+++ Information provided

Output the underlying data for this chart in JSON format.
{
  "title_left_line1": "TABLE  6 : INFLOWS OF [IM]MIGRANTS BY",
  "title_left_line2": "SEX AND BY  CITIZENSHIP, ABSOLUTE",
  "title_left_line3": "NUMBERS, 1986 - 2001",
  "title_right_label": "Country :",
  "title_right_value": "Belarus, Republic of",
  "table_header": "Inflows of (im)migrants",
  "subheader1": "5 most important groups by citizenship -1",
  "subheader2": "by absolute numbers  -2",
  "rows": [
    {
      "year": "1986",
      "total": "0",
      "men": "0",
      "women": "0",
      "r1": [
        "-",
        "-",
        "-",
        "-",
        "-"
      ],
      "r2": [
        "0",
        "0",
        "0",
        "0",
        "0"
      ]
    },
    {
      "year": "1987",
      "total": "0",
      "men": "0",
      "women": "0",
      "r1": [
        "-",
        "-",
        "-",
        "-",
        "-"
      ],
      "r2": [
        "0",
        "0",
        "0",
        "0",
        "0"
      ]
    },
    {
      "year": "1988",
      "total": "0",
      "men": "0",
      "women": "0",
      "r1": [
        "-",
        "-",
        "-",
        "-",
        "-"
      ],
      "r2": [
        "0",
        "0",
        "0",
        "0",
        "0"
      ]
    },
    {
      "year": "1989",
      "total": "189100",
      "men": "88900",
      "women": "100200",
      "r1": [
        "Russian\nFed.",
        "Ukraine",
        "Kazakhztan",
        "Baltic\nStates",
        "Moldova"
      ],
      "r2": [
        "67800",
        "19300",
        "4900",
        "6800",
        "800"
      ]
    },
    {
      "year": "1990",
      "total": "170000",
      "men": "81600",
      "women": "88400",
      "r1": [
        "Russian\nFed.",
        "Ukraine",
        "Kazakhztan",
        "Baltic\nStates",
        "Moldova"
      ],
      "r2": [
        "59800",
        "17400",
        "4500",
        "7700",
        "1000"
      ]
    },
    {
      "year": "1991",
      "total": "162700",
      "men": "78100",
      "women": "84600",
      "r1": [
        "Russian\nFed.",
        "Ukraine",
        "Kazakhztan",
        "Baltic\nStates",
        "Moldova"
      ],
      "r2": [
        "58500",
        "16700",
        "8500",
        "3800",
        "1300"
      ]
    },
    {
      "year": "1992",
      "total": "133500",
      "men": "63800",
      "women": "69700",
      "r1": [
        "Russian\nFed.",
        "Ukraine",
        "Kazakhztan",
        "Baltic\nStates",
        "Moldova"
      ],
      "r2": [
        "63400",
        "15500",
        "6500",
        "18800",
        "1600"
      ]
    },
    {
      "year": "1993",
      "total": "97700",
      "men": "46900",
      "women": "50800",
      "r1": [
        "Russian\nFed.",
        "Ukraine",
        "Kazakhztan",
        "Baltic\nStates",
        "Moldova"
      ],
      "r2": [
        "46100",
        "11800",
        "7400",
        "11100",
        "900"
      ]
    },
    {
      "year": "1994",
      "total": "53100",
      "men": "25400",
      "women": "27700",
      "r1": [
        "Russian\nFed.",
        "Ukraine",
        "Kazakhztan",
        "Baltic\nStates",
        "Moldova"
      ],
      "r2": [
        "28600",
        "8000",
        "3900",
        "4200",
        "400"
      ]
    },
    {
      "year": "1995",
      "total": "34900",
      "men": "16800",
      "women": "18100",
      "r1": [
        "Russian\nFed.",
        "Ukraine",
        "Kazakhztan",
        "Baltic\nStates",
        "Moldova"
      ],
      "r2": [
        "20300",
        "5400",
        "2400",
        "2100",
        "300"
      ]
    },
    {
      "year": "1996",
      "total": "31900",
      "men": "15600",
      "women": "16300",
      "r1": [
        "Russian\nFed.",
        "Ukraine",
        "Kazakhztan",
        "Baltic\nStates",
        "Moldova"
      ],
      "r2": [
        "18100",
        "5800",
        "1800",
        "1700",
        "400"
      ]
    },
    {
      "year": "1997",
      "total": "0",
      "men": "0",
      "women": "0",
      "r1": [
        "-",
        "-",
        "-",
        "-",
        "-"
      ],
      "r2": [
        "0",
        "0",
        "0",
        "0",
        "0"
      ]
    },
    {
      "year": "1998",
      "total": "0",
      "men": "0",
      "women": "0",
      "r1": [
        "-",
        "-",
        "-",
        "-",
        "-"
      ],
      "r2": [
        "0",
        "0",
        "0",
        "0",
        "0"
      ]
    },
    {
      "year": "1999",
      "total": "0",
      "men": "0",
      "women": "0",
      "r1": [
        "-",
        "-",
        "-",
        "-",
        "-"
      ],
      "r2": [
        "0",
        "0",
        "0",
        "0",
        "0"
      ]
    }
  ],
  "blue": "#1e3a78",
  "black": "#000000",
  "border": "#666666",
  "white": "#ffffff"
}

++++++

Quote the entire listing above exactly.

Exercise result:
Output the underlying data for this chart in JSON format.
{
  "title_left_line1": "TABLE  6 : INFLOWS OF [IM]MIGRANTS BY",
  "title_left_line2": "SEX AND BY  CITIZENSHIP, ABSOLUTE",
  "title_left_line3": "NUMBERS, 1986 - 2001",
  "title_right_label": "Country :",
  "title_right_value": "Belarus, Republic of",
  "table_header": "Inflows of (im)migrants",
  "subheader1": "5 most important groups by citizenship -1",
  "subheader2": "by absolute numbers  -2",
  "rows": [
    {
      "year": "1986",
      "total": "0",
      "men": "0",
      "women": "0",
      "r1": [
        "-",
        "-",
        "-",
        "-",
        "-"
      ],
      "r2": [
        "0",
        "0",
        "0",
        "0",
        "0"
      ]
    },
    {
      "year": "1987",
      "total": "0",
      "men": "0",
      "women": "0",
      "r1": [
        "-",
        "-",
        "-",
        "-",
        "-"
      ],
      "r2": [
        "0",
        "0",
        "0",
        "0",
        "0"
      ]
    },
    {
      "year": "1988",
      "total": "0",
      "men": "0",
      "women": "0",
      "r1": [
        "-",
        "-",
        "-",
        "-",
        "-"
      ],
      "r2": [
        "0",
        "0",
        "0",
        "0",
        "0"
      ]
    },
    {
      "year": "1989",
      "total": "189100",
      "men": "88900",
      "women": "100200",
      "r1": [
        "Russian\nFed.",
        "Ukraine",
        "Kazakhztan",
        "Baltic\nStates",
        "Moldova"
      ],
      "r2": [
        "67800",
        "19300",
        "4900",
        "6800",
        "800"
      ]
    },
    {
      "year": "1990",
      "total": "170000",
      "men": "81600",
      "women": "88400",
      "r1": [
        "Russian\nFed.",
        "Ukraine",
        "Kazakhztan",
        "Baltic\nStates",
        "Moldova"
      ],
      "r2": [
        "59800",
        "17400",
        "4500",
        "7700",
        "1000"
      ]
    },
    {
      "year": "1991",
      "total": "162700",
      "men": "78100",
      "women": "84600",
      "r1": [
        "Russian\nFed.",
        "Ukraine",
        "Kazakhztan",
        "Baltic\nStates",
        "Moldova"
      ],
      "r2": [
        "58500",
        "16700",
        "8500",
        "3800",
        "1300"
      ]
    },
    {
      "year": "1992",
      "total": "133500",
      "men": "63800",
      "women": "69700",
      "r1": [
        "Russian\nFed.",
        "Ukraine",
        "Kazakhztan",
        "Baltic\nStates",
        "Moldova"
      ],
      "r2": [
        "63400",
        "15500",
        "6500",
        "18800",
        "1600"
      ]
    },
    {
      "year": "1993",
      "total": "97700",
      "men": "46900",
      "women": "50800",
      "r1": [
        "Russian\nFed.",
        "Ukraine",
        "Kazakhztan",
        "Baltic\nStates",
        "Moldova"
      ],
      "r2": [
        "46100",
        "11800",
        "7400",
        "11100",
        "900"
      ]
    },
    {
      "year": "1994",
      "total": "53100",
      "men": "25400",
      "women": "27700",
      "r1": [
        "Russian\nFed.",
        "Ukraine",
        "Kazakhztan",
        "Baltic\nStates",
        "Moldova"
      ],
      "r2": [
        "28600",
        "8000",
        "3900",
        "4200",
        "400"
      ]
    },
    {
      "year": "1995",
      "total": "34900",
      "men": "16800",
      "women": "18100",
      "r1": [
        "Russian\nFed.",
        "Ukraine",
        "Kazakhztan",
        "Baltic\nStates",
        "Moldova"
      ],
      "r2": [
        "20300",
        "5400",
        "2400",
        "2100",
        "300"
      ]
    },
    {
      "year": "1996",
      "total": "31900",
      "men": "15600",
      "women": "16300",
      "r1": [
        "Russian\nFed.",
        "Ukraine",
        "Kazakhztan",
        "Baltic\nStates",
        "Moldova"
      ],
      "r2": [
        "18100",
        "5800",
        "1800",
        "1700",
        "400"
      ]
    },
    {
      "year": "1997",
      "total": "0",
      "men": "0",
      "women": "0",
      "r1": [
        "-",
        "-",
        "-",
        "-",
        "-"
      ],
      "r2": [
        "0",
        "0",
        "0",
        "0",
        "0"
      ]
    },
    {
      "year": "1998",
      "total": "0",
      "men": "0",
      "women": "0",
      "r1": [
        "-",
        "-",
        "-",
        "-",
        "-"
      ],
      "r2": [
        "0",
        "0",
        "0",
        "0",
        "0"
      ]
    },
    {
      "year": "1999",
      "total": "0",
      "men": "0",
      "women": "0",
      "r1": [
        "-",
        "-",
        "-",
        "-",
        "-"
      ],
      "r2": [
        "0",
        "0",
        "0",
        "0",
        "0"
      ]
    }
  ],
  "blue": "#1e3a78",
  "black": "#000000",
  "border": "#666666",
  "white": "#ffffff"
}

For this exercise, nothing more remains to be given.